Copy every row below word for word, omitting the pictures.

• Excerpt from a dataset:
● ● ●

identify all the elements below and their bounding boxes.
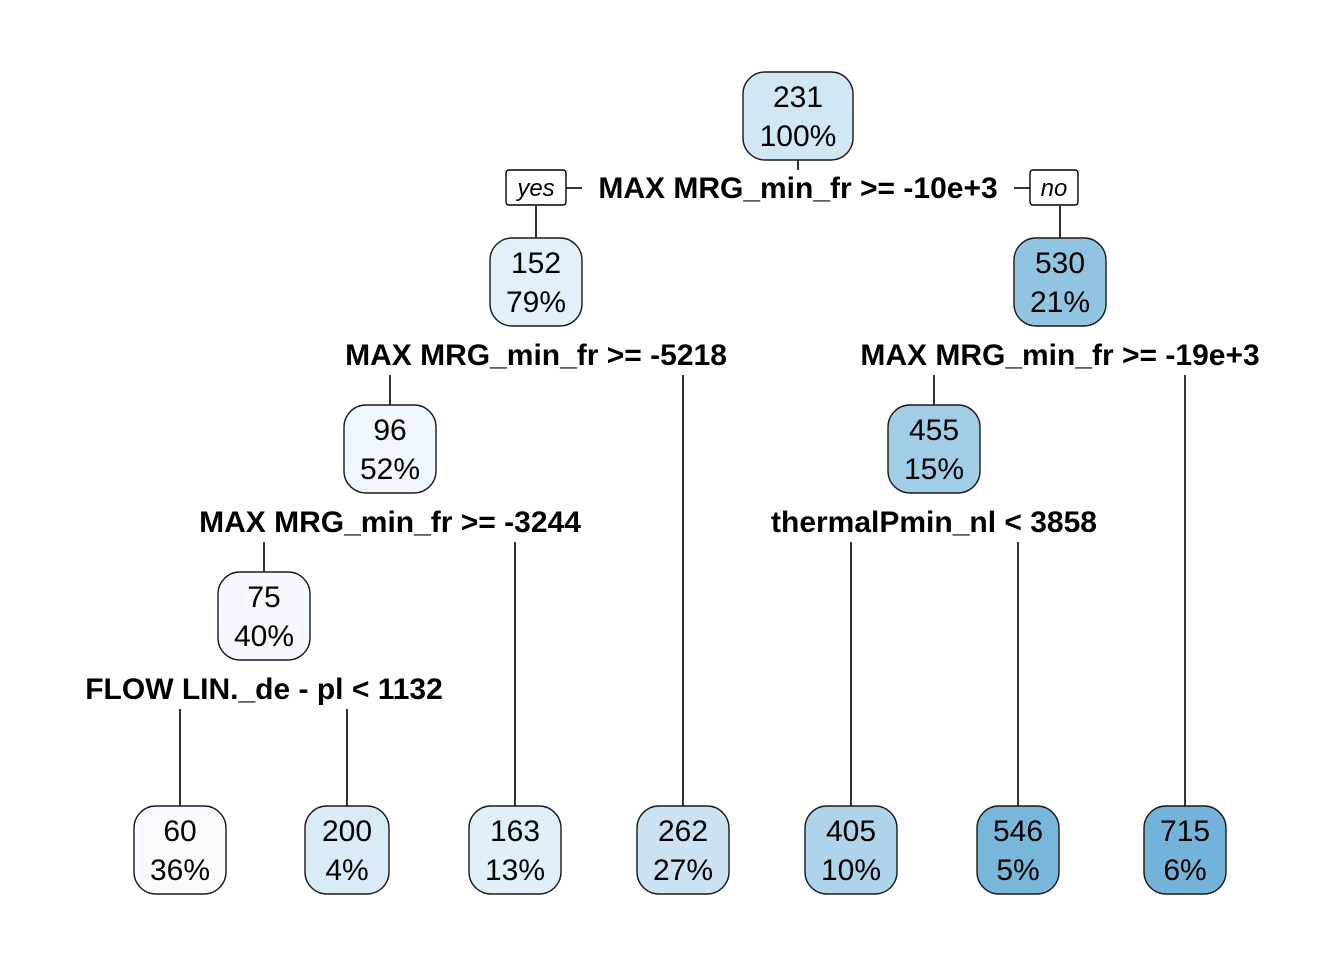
node-percent: 21%	[1030, 286, 1090, 319]
node-box	[489, 237, 583, 327]
no-tag-label: no	[1041, 175, 1068, 202]
node-box	[217, 571, 311, 661]
node-percent: 13%	[485, 854, 545, 887]
node-value: 231	[773, 81, 823, 114]
node-value: 60	[163, 815, 196, 848]
node-box	[1143, 805, 1227, 895]
node-percent: 52%	[360, 453, 420, 486]
node-box	[636, 805, 730, 895]
node-percent: 100%	[760, 120, 837, 153]
node-value: 546	[993, 815, 1043, 848]
node-box	[804, 805, 898, 895]
node-percent: 79%	[506, 286, 566, 319]
split-labels: MAX MRG_min_fr >= -10e+3 MAX MRG_min_fr >…	[85, 172, 1259, 706]
split-label-n2: MAX MRG_min_fr >= -5218	[345, 339, 727, 372]
node-value: 405	[826, 815, 876, 848]
node-value: 163	[490, 815, 540, 848]
node-percent: 15%	[904, 453, 964, 486]
split-label-n3: MAX MRG_min_fr >= -19e+3	[860, 339, 1259, 372]
tree-nodes: 231100%15279%53021%9652%45515%7540%6036%…	[133, 71, 1227, 895]
node-percent: 27%	[653, 854, 713, 887]
tree-branches	[179, 160, 1186, 806]
node-box	[343, 404, 437, 494]
node-value: 715	[1160, 815, 1210, 848]
node-value: 152	[511, 247, 561, 280]
yes-no-tags: yes no	[505, 169, 1079, 206]
split-label-n7: thermalPmin_nl < 3858	[771, 506, 1097, 539]
split-label-n1: MAX MRG_min_fr >= -10e+3	[598, 172, 997, 205]
node-box	[468, 805, 562, 895]
yes-tag-label: yes	[515, 175, 554, 202]
node-percent: 36%	[150, 854, 210, 887]
node-percent: 6%	[1163, 854, 1206, 887]
no-tag-box	[1029, 169, 1079, 206]
node-percent: 40%	[234, 620, 294, 653]
node-percent: 5%	[996, 854, 1039, 887]
node-percent: 4%	[325, 854, 368, 887]
yes-tag-box	[505, 169, 567, 206]
node-n1: 231 100%	[742, 71, 854, 161]
node-box	[976, 805, 1060, 895]
node-value: 262	[658, 815, 708, 848]
node-box	[1013, 237, 1107, 327]
node-box	[887, 404, 981, 494]
node-box	[304, 805, 390, 895]
node-value: 200	[322, 815, 372, 848]
node-box	[742, 71, 854, 161]
node-percent: 10%	[821, 854, 881, 887]
node-box	[133, 805, 227, 895]
node-value: 75	[247, 581, 280, 614]
split-label-n8: FLOW LIN._de - pl < 1132	[85, 673, 443, 706]
node-value: 530	[1035, 247, 1085, 280]
node-value: 455	[909, 414, 959, 447]
node-value: 96	[373, 414, 406, 447]
split-label-n4: MAX MRG_min_fr >= -3244	[199, 506, 581, 539]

● ● ●

• The result:
identify all the elements below and their bounding boxes.
node-percent: 21%	[1030, 286, 1090, 319]
node-box	[489, 237, 583, 327]
no-tag-label: no	[1041, 175, 1068, 202]
node-box	[217, 571, 311, 661]
node-percent: 13%	[485, 854, 545, 887]
node-value: 231	[773, 81, 823, 114]
node-value: 60	[163, 815, 196, 848]
node-box	[1143, 805, 1227, 895]
node-percent: 52%	[360, 453, 420, 486]
node-box	[636, 805, 730, 895]
node-percent: 100%	[760, 120, 837, 153]
node-value: 546	[993, 815, 1043, 848]
node-box	[804, 805, 898, 895]
node-percent: 79%	[506, 286, 566, 319]
split-labels: MAX MRG_min_fr >= -10e+3 MAX MRG_min_fr >…	[85, 172, 1259, 706]
split-label-n2: MAX MRG_min_fr >= -5218	[345, 339, 727, 372]
node-value: 405	[826, 815, 876, 848]
node-value: 163	[490, 815, 540, 848]
node-percent: 15%	[904, 453, 964, 486]
split-label-n3: MAX MRG_min_fr >= -19e+3	[860, 339, 1259, 372]
tree-nodes: 231100%15279%53021%9652%45515%7540%6036%…	[133, 71, 1227, 895]
node-percent: 27%	[653, 854, 713, 887]
tree-branches	[179, 160, 1186, 806]
node-box	[343, 404, 437, 494]
node-value: 715	[1160, 815, 1210, 848]
node-value: 152	[511, 247, 561, 280]
yes-no-tags: yes no	[505, 169, 1079, 206]
split-label-n7: thermalPmin_nl < 3858	[771, 506, 1097, 539]
split-label-n1: MAX MRG_min_fr >= -10e+3	[598, 172, 997, 205]
node-box	[468, 805, 562, 895]
yes-tag-label: yes	[515, 175, 554, 202]
node-percent: 36%	[150, 854, 210, 887]
node-percent: 6%	[1163, 854, 1206, 887]
no-tag-box	[1029, 169, 1079, 206]
node-percent: 40%	[234, 620, 294, 653]
node-percent: 5%	[996, 854, 1039, 887]
node-percent: 4%	[325, 854, 368, 887]
yes-tag-box	[505, 169, 567, 206]
node-n1: 231 100%	[742, 71, 854, 161]
node-box	[976, 805, 1060, 895]
node-value: 262	[658, 815, 708, 848]
node-box	[1013, 237, 1107, 327]
node-box	[887, 404, 981, 494]
node-box	[304, 805, 390, 895]
node-value: 200	[322, 815, 372, 848]
node-box	[742, 71, 854, 161]
node-percent: 10%	[821, 854, 881, 887]
node-box	[133, 805, 227, 895]
node-value: 75	[247, 581, 280, 614]
split-label-n8: FLOW LIN._de - pl < 1132	[85, 673, 443, 706]
node-value: 530	[1035, 247, 1085, 280]
node-value: 455	[909, 414, 959, 447]
node-value: 96	[373, 414, 406, 447]
split-label-n4: MAX MRG_min_fr >= -3244	[199, 506, 581, 539]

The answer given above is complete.